====== Material for this exercise

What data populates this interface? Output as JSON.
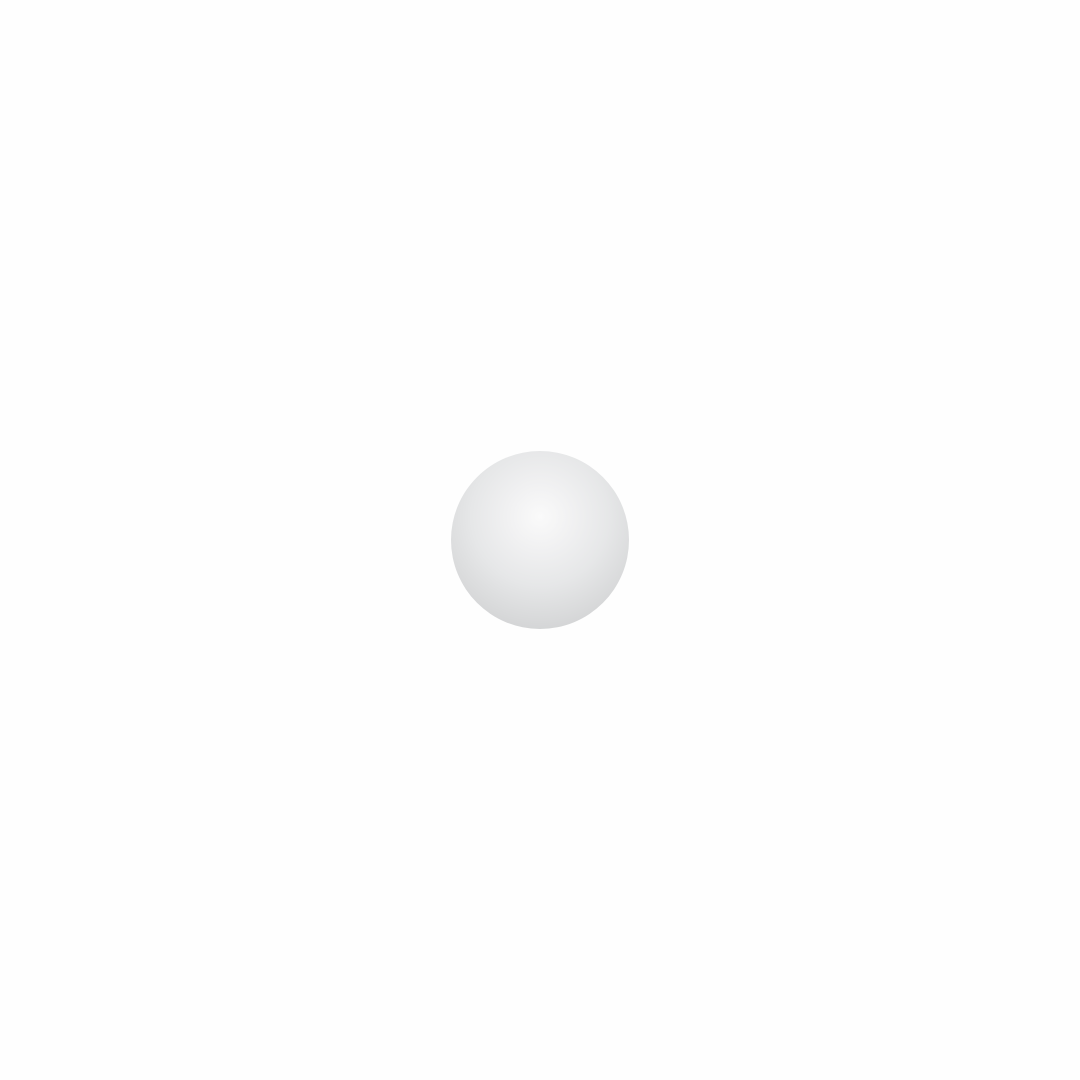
{
  "scene": {
    "background_color": "#fefefe",
    "sphere": {
      "icon": "sphere-icon",
      "highlight_color": "#fafafa",
      "mid_color": "#e6e7e8",
      "edge_color": "#c6c7c9"
    }
  }
}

============

**Direction:** Go through the entries above and print each one exactly, minus the pictures.

**Response to this exercise:**
What data populates this interface? Output as JSON.
{
  "scene": {
    "background_color": "#fefefe",
    "sphere": {
      "icon": "sphere-icon",
      "highlight_color": "#fafafa",
      "mid_color": "#e6e7e8",
      "edge_color": "#c6c7c9"
    }
  }
}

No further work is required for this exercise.